> TASK STATEMENT:
Copy the material from the line containing "List each element" through the line containing "the trend… [48,118,563,136]", replacing "Mechanism" with "Pathway" and leaving everything else unchanged.

> RECORDS PROVIDED:
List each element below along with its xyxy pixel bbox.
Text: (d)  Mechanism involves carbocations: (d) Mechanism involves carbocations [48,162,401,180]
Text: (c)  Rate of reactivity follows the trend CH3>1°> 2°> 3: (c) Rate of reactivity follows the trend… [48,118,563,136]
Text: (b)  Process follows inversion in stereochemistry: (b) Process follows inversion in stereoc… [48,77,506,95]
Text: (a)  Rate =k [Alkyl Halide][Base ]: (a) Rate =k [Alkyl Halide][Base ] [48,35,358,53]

--

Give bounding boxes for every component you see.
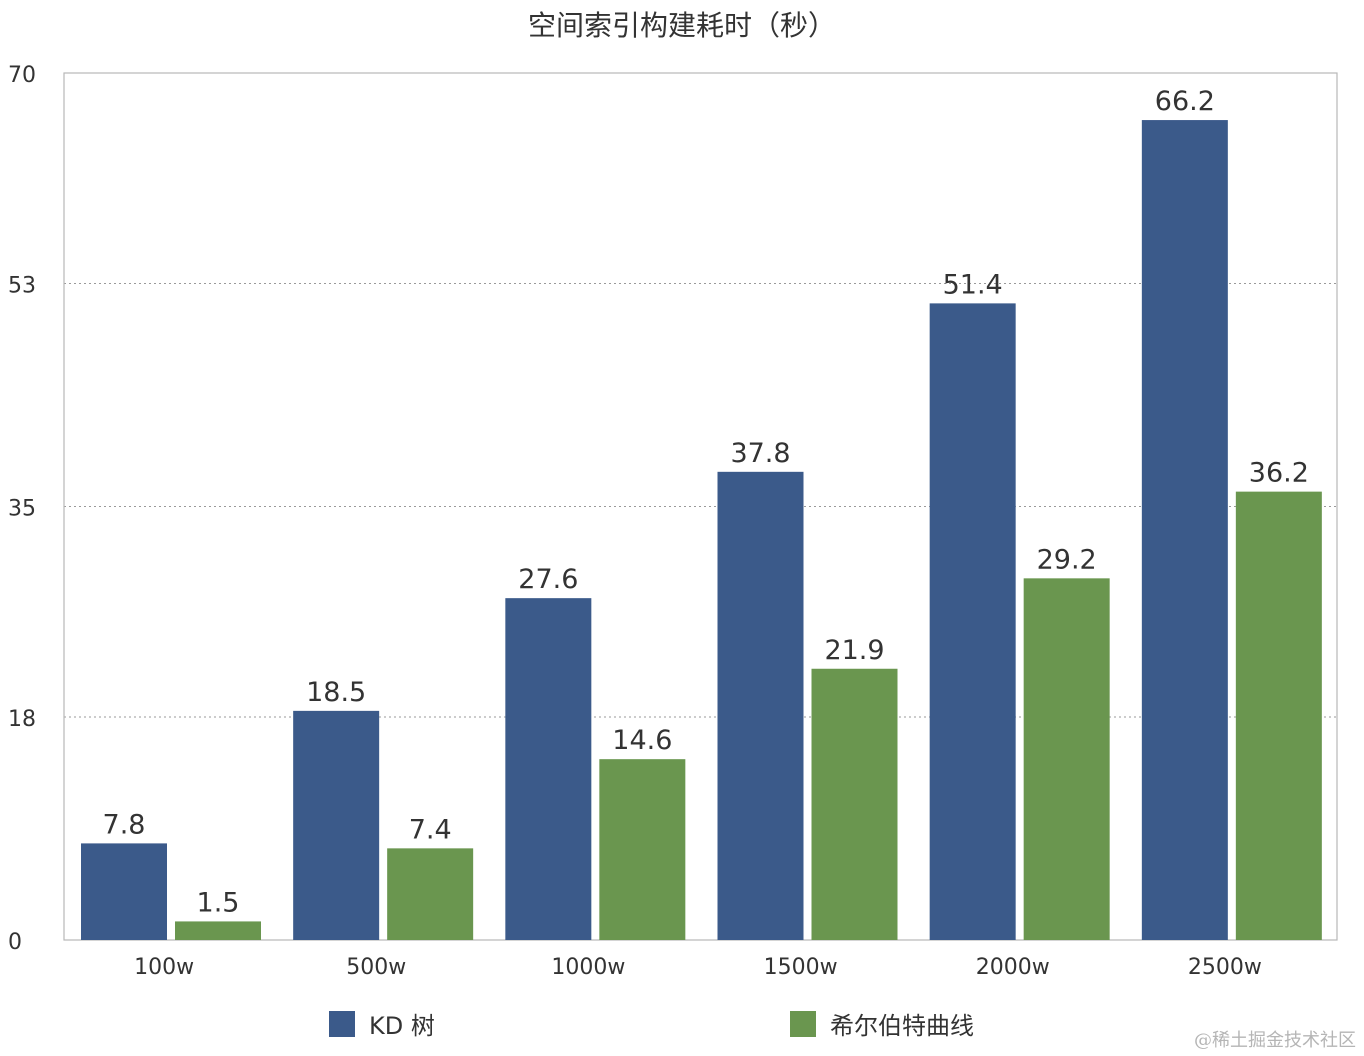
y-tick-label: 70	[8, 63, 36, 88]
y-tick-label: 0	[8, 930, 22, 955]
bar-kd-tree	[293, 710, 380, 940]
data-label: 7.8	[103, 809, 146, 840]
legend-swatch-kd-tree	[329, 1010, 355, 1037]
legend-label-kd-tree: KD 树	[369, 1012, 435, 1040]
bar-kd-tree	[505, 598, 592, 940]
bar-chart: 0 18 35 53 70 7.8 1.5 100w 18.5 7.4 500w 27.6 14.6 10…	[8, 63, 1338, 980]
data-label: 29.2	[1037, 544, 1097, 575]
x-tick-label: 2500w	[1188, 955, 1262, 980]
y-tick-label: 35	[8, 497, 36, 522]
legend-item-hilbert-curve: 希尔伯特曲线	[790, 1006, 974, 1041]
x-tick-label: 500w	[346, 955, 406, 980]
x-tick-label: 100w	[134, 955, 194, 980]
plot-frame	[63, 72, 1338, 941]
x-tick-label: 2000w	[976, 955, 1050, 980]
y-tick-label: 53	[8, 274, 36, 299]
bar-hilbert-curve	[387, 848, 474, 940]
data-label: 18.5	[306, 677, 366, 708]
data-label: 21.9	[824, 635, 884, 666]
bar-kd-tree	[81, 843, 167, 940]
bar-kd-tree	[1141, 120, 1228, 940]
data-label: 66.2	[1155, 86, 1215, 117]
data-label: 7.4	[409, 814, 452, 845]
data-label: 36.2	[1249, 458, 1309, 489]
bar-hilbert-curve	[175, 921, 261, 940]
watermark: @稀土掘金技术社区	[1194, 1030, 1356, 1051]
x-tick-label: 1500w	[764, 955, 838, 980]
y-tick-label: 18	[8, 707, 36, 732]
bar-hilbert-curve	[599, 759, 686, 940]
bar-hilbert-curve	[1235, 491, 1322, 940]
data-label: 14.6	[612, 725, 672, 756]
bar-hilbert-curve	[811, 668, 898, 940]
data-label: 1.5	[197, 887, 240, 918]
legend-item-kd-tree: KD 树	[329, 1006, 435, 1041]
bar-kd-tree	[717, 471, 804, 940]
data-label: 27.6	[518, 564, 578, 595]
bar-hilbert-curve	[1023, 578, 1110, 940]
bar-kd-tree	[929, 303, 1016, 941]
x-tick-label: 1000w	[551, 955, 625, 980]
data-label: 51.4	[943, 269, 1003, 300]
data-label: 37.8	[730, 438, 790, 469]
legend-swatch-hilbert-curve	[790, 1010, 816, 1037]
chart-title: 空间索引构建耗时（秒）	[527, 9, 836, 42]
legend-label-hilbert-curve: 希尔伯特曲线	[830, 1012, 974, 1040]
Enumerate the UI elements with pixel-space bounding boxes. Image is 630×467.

==

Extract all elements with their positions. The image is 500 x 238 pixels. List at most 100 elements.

> OUTPUT OF THE EXERCISE:
List each element below along with its xyxy pixel bbox.
Text: (d)  Pathway involves carbocations: (d) Pathway involves carbocations [48,162,401,180]
Text: (c)  Rate of reactivity follows the trend CH3>1°> 2°> 3: (c) Rate of reactivity follows the trend… [48,118,563,136]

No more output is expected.